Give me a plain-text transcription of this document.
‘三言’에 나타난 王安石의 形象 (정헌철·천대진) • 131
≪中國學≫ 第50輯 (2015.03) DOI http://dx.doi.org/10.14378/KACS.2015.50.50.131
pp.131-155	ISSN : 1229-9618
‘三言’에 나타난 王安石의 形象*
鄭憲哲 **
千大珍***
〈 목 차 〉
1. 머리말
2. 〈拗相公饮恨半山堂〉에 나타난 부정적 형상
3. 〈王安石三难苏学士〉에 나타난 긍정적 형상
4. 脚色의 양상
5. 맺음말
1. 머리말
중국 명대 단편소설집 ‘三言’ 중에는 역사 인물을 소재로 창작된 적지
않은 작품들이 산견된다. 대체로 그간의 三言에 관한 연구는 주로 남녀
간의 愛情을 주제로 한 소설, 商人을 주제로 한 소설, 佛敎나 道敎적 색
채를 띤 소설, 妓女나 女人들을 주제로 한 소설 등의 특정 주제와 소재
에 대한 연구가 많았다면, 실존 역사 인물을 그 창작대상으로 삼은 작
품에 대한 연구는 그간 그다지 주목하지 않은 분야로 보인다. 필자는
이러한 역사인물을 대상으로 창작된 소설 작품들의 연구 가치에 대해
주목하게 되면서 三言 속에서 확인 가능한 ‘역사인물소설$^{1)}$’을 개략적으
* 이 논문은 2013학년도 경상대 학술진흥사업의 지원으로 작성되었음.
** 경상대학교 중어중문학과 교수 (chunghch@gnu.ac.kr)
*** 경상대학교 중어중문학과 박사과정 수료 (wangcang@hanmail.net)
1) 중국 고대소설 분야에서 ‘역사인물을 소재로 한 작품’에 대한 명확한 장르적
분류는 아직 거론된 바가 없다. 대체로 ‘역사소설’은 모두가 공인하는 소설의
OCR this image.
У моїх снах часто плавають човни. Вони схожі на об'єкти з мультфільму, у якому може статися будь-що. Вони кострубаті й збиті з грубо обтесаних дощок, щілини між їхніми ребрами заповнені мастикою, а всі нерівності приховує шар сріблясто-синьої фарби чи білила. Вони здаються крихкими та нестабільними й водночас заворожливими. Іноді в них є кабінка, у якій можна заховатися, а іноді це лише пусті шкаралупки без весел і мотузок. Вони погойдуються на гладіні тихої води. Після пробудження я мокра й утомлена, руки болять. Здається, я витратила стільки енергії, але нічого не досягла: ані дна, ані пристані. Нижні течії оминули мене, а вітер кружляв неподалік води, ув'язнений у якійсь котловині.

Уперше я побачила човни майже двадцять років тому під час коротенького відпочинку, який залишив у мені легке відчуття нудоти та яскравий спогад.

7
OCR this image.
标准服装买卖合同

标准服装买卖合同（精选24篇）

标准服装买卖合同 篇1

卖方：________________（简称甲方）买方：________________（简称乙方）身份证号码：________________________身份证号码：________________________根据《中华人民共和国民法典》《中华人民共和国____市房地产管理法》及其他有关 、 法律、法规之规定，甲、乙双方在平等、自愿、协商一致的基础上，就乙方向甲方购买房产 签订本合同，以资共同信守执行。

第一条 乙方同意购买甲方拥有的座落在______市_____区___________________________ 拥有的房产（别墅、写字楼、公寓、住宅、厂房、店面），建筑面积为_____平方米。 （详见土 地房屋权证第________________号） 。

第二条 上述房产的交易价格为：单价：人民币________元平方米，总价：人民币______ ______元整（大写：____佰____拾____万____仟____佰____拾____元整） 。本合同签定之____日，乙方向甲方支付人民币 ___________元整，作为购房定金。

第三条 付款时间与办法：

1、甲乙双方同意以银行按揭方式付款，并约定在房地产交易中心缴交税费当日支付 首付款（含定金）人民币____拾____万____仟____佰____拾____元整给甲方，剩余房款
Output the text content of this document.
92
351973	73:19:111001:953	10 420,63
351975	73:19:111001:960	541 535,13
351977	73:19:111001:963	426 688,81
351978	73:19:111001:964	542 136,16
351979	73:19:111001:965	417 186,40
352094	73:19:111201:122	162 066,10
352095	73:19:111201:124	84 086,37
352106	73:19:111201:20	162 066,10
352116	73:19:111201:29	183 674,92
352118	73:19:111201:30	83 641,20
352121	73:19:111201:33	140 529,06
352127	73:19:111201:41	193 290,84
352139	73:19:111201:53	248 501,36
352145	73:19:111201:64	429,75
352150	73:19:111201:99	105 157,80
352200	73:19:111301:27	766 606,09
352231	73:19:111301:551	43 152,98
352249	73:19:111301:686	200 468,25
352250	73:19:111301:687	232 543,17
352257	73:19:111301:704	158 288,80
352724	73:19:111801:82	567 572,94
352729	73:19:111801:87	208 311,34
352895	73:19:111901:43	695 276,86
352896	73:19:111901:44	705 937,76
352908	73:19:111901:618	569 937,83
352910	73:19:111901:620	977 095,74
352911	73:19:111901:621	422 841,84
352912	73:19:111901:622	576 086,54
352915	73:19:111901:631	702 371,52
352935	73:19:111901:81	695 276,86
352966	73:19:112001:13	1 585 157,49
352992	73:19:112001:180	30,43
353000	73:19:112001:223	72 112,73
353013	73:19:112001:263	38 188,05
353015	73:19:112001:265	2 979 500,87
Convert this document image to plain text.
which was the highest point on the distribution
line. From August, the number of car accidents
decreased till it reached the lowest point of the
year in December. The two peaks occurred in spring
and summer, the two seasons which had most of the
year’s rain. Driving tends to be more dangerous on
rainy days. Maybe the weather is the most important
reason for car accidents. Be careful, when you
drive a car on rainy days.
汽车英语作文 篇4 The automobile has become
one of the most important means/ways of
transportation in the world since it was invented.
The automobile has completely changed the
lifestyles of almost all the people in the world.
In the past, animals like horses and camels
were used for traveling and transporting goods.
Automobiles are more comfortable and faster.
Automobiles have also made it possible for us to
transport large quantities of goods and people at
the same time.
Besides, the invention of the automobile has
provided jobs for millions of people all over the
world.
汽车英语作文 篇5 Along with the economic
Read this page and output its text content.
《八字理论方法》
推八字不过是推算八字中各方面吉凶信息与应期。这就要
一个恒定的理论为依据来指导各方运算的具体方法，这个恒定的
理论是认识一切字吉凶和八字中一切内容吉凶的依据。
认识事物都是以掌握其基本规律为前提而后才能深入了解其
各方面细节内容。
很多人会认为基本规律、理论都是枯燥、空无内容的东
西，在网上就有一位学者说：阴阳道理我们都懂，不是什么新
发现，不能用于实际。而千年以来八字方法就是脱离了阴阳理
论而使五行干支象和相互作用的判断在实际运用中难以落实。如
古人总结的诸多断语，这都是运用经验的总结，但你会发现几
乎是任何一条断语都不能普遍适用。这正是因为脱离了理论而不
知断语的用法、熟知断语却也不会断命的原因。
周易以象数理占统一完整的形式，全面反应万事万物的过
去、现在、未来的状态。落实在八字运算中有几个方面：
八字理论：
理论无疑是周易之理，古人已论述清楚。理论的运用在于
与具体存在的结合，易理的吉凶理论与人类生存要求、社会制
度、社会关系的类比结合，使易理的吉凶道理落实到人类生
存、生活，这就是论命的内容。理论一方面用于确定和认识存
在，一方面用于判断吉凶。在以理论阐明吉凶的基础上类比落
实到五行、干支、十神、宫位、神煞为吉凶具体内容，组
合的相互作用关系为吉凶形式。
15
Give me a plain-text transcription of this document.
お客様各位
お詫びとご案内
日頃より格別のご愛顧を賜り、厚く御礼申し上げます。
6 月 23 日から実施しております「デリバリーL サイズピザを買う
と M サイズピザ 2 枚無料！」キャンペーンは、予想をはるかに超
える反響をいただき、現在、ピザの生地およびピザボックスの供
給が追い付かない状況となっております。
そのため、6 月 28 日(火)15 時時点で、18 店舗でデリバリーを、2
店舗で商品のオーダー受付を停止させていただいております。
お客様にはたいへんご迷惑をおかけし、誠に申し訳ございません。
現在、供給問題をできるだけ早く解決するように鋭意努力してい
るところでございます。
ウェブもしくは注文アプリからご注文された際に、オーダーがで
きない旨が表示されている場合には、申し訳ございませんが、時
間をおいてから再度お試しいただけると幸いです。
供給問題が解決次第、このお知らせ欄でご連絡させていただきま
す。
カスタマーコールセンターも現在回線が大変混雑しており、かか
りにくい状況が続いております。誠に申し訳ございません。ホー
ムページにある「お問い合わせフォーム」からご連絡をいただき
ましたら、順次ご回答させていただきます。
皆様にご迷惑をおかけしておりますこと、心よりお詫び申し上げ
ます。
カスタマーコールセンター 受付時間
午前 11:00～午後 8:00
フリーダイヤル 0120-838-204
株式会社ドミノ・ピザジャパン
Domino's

··········

> _Work to be completed_:
Select all lines with the word "Automobiles" from the entries above.

> _Solution for this task_:
Automobiles are more comfortable and faster.
Automobiles have also made it possible for us to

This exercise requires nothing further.